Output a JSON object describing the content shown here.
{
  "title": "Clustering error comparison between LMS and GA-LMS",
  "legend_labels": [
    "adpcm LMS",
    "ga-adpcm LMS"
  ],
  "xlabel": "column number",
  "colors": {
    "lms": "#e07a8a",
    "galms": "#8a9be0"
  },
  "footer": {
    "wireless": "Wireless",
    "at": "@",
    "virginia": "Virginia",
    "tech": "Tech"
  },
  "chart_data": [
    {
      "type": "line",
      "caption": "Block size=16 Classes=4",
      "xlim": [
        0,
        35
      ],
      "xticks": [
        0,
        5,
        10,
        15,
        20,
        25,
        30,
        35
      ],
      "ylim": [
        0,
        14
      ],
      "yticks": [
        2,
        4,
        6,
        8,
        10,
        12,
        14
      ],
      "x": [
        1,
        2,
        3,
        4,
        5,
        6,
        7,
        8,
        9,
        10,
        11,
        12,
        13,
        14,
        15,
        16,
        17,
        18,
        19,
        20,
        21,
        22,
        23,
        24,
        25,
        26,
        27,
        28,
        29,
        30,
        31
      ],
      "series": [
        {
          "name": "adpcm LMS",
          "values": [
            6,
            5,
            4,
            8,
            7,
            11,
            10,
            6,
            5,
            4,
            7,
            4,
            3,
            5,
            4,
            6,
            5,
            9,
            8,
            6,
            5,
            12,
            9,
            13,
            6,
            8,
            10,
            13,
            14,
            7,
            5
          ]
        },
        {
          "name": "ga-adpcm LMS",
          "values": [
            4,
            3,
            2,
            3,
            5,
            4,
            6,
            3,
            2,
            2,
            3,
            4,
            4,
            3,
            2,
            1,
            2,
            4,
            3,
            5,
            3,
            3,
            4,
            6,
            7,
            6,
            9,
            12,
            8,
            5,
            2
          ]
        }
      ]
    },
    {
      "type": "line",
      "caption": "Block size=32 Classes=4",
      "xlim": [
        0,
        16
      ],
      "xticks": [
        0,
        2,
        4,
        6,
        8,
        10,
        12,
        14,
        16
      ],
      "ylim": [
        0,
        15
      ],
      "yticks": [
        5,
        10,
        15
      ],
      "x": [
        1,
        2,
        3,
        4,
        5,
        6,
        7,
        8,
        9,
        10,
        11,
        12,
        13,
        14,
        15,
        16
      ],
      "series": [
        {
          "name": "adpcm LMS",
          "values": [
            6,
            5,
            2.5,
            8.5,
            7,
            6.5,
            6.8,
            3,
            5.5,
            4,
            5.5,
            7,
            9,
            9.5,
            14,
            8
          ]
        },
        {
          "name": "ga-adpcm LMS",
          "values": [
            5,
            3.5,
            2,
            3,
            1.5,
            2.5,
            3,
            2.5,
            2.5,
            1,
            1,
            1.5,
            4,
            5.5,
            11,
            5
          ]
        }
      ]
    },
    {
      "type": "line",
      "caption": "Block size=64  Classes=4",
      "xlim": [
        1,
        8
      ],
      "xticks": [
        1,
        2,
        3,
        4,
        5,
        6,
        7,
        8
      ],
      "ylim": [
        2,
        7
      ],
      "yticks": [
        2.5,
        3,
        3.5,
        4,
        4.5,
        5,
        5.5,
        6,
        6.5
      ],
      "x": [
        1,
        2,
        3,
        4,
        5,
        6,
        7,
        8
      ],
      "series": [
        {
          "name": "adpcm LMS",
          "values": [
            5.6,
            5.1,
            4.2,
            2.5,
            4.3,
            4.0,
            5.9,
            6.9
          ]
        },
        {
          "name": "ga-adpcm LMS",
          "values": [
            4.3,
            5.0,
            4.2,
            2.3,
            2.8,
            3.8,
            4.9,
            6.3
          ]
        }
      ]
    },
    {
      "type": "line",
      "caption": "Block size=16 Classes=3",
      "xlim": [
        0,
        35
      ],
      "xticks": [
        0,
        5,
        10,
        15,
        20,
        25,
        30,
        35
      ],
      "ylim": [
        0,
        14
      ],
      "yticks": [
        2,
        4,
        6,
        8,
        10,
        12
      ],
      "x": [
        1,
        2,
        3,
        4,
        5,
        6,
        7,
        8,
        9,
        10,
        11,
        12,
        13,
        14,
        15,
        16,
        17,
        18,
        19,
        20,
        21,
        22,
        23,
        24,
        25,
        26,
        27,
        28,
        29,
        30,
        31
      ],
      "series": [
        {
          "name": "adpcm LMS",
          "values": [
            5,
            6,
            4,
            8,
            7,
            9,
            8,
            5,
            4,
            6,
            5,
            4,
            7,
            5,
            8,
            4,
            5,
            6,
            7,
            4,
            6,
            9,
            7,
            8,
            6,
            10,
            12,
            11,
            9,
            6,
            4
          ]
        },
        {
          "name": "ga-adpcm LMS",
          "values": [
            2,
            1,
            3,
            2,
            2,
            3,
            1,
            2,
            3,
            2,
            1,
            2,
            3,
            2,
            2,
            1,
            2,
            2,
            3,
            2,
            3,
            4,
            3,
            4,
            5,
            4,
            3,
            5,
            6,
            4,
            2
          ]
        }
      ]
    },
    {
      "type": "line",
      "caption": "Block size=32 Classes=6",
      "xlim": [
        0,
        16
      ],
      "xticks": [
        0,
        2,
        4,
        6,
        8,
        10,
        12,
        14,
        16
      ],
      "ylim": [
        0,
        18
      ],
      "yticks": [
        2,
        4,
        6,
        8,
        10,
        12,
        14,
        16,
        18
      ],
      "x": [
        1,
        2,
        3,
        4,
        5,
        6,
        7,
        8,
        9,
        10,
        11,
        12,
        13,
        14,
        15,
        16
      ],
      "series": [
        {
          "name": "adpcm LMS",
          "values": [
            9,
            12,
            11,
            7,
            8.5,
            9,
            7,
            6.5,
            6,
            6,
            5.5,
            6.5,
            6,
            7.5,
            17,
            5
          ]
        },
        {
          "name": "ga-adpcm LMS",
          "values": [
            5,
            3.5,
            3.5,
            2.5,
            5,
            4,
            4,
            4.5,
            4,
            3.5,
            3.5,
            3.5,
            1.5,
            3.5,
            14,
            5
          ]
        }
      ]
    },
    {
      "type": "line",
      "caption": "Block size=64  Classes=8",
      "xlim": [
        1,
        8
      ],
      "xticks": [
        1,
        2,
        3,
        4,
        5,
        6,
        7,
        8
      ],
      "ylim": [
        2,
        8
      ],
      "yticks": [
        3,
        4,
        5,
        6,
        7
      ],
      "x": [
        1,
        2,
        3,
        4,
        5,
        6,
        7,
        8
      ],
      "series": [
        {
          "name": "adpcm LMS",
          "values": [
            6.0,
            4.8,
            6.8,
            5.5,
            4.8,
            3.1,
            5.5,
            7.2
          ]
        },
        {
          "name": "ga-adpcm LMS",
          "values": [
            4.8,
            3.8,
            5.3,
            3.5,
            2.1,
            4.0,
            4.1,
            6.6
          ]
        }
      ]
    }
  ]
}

--

• GOAL: Transcribe each entry precisely, missing none.

• TASK OUTPUT:
Output a JSON object describing the content shown here.
{
  "title": "Clustering error comparison between LMS and GA-LMS",
  "legend_labels": [
    "adpcm LMS",
    "ga-adpcm LMS"
  ],
  "xlabel": "column number",
  "colors": {
    "lms": "#e07a8a",
    "galms": "#8a9be0"
  },
  "footer": {
    "wireless": "Wireless",
    "at": "@",
    "virginia": "Virginia",
    "tech": "Tech"
  },
  "chart_data": [
    {
      "type": "line",
      "caption": "Block size=16 Classes=4",
      "xlim": [
        0,
        35
      ],
      "xticks": [
        0,
        5,
        10,
        15,
        20,
        25,
        30,
        35
      ],
      "ylim": [
        0,
        14
      ],
      "yticks": [
        2,
        4,
        6,
        8,
        10,
        12,
        14
      ],
      "x": [
        1,
        2,
        3,
        4,
        5,
        6,
        7,
        8,
        9,
        10,
        11,
        12,
        13,
        14,
        15,
        16,
        17,
        18,
        19,
        20,
        21,
        22,
        23,
        24,
        25,
        26,
        27,
        28,
        29,
        30,
        31
      ],
      "series": [
        {
          "name": "adpcm LMS",
          "values": [
            6,
            5,
            4,
            8,
            7,
            11,
            10,
            6,
            5,
            4,
            7,
            4,
            3,
            5,
            4,
            6,
            5,
            9,
            8,
            6,
            5,
            12,
            9,
            13,
            6,
            8,
            10,
            13,
            14,
            7,
            5
          ]
        },
        {
          "name": "ga-adpcm LMS",
          "values": [
            4,
            3,
            2,
            3,
            5,
            4,
            6,
            3,
            2,
            2,
            3,
            4,
            4,
            3,
            2,
            1,
            2,
            4,
            3,
            5,
            3,
            3,
            4,
            6,
            7,
            6,
            9,
            12,
            8,
            5,
            2
          ]
        }
      ]
    },
    {
      "type": "line",
      "caption": "Block size=32 Classes=4",
      "xlim": [
        0,
        16
      ],
      "xticks": [
        0,
        2,
        4,
        6,
        8,
        10,
        12,
        14,
        16
      ],
      "ylim": [
        0,
        15
      ],
      "yticks": [
        5,
        10,
        15
      ],
      "x": [
        1,
        2,
        3,
        4,
        5,
        6,
        7,
        8,
        9,
        10,
        11,
        12,
        13,
        14,
        15,
        16
      ],
      "series": [
        {
          "name": "adpcm LMS",
          "values": [
            6,
            5,
            2.5,
            8.5,
            7,
            6.5,
            6.8,
            3,
            5.5,
            4,
            5.5,
            7,
            9,
            9.5,
            14,
            8
          ]
        },
        {
          "name": "ga-adpcm LMS",
          "values": [
            5,
            3.5,
            2,
            3,
            1.5,
            2.5,
            3,
            2.5,
            2.5,
            1,
            1,
            1.5,
            4,
            5.5,
            11,
            5
          ]
        }
      ]
    },
    {
      "type": "line",
      "caption": "Block size=64  Classes=4",
      "xlim": [
        1,
        8
      ],
      "xticks": [
        1,
        2,
        3,
        4,
        5,
        6,
        7,
        8
      ],
      "ylim": [
        2,
        7
      ],
      "yticks": [
        2.5,
        3,
        3.5,
        4,
        4.5,
        5,
        5.5,
        6,
        6.5
      ],
      "x": [
        1,
        2,
        3,
        4,
        5,
        6,
        7,
        8
      ],
      "series": [
        {
          "name": "adpcm LMS",
          "values": [
            5.6,
            5.1,
            4.2,
            2.5,
            4.3,
            4.0,
            5.9,
            6.9
          ]
        },
        {
          "name": "ga-adpcm LMS",
          "values": [
            4.3,
            5.0,
            4.2,
            2.3,
            2.8,
            3.8,
            4.9,
            6.3
          ]
        }
      ]
    },
    {
      "type": "line",
      "caption": "Block size=16 Classes=3",
      "xlim": [
        0,
        35
      ],
      "xticks": [
        0,
        5,
        10,
        15,
        20,
        25,
        30,
        35
      ],
      "ylim": [
        0,
        14
      ],
      "yticks": [
        2,
        4,
        6,
        8,
        10,
        12
      ],
      "x": [
        1,
        2,
        3,
        4,
        5,
        6,
        7,
        8,
        9,
        10,
        11,
        12,
        13,
        14,
        15,
        16,
        17,
        18,
        19,
        20,
        21,
        22,
        23,
        24,
        25,
        26,
        27,
        28,
        29,
        30,
        31
      ],
      "series": [
        {
          "name": "adpcm LMS",
          "values": [
            5,
            6,
            4,
            8,
            7,
            9,
            8,
            5,
            4,
            6,
            5,
            4,
            7,
            5,
            8,
            4,
            5,
            6,
            7,
            4,
            6,
            9,
            7,
            8,
            6,
            10,
            12,
            11,
            9,
            6,
            4
          ]
        },
        {
          "name": "ga-adpcm LMS",
          "values": [
            2,
            1,
            3,
            2,
            2,
            3,
            1,
            2,
            3,
            2,
            1,
            2,
            3,
            2,
            2,
            1,
            2,
            2,
            3,
            2,
            3,
            4,
            3,
            4,
            5,
            4,
            3,
            5,
            6,
            4,
            2
          ]
        }
      ]
    },
    {
      "type": "line",
      "caption": "Block size=32 Classes=6",
      "xlim": [
        0,
        16
      ],
      "xticks": [
        0,
        2,
        4,
        6,
        8,
        10,
        12,
        14,
        16
      ],
      "ylim": [
        0,
        18
      ],
      "yticks": [
        2,
        4,
        6,
        8,
        10,
        12,
        14,
        16,
        18
      ],
      "x": [
        1,
        2,
        3,
        4,
        5,
        6,
        7,
        8,
        9,
        10,
        11,
        12,
        13,
        14,
        15,
        16
      ],
      "series": [
        {
          "name": "adpcm LMS",
          "values": [
            9,
            12,
            11,
            7,
            8.5,
            9,
            7,
            6.5,
            6,
            6,
            5.5,
            6.5,
            6,
            7.5,
            17,
            5
          ]
        },
        {
          "name": "ga-adpcm LMS",
          "values": [
            5,
            3.5,
            3.5,
            2.5,
            5,
            4,
            4,
            4.5,
            4,
            3.5,
            3.5,
            3.5,
            1.5,
            3.5,
            14,
            5
          ]
        }
      ]
    },
    {
      "type": "line",
      "caption": "Block size=64  Classes=8",
      "xlim": [
        1,
        8
      ],
      "xticks": [
        1,
        2,
        3,
        4,
        5,
        6,
        7,
        8
      ],
      "ylim": [
        2,
        8
      ],
      "yticks": [
        3,
        4,
        5,
        6,
        7
      ],
      "x": [
        1,
        2,
        3,
        4,
        5,
        6,
        7,
        8
      ],
      "series": [
        {
          "name": "adpcm LMS",
          "values": [
            6.0,
            4.8,
            6.8,
            5.5,
            4.8,
            3.1,
            5.5,
            7.2
          ]
        },
        {
          "name": "ga-adpcm LMS",
          "values": [
            4.8,
            3.8,
            5.3,
            3.5,
            2.1,
            4.0,
            4.1,
            6.6
          ]
        }
      ]
    }
  ]
}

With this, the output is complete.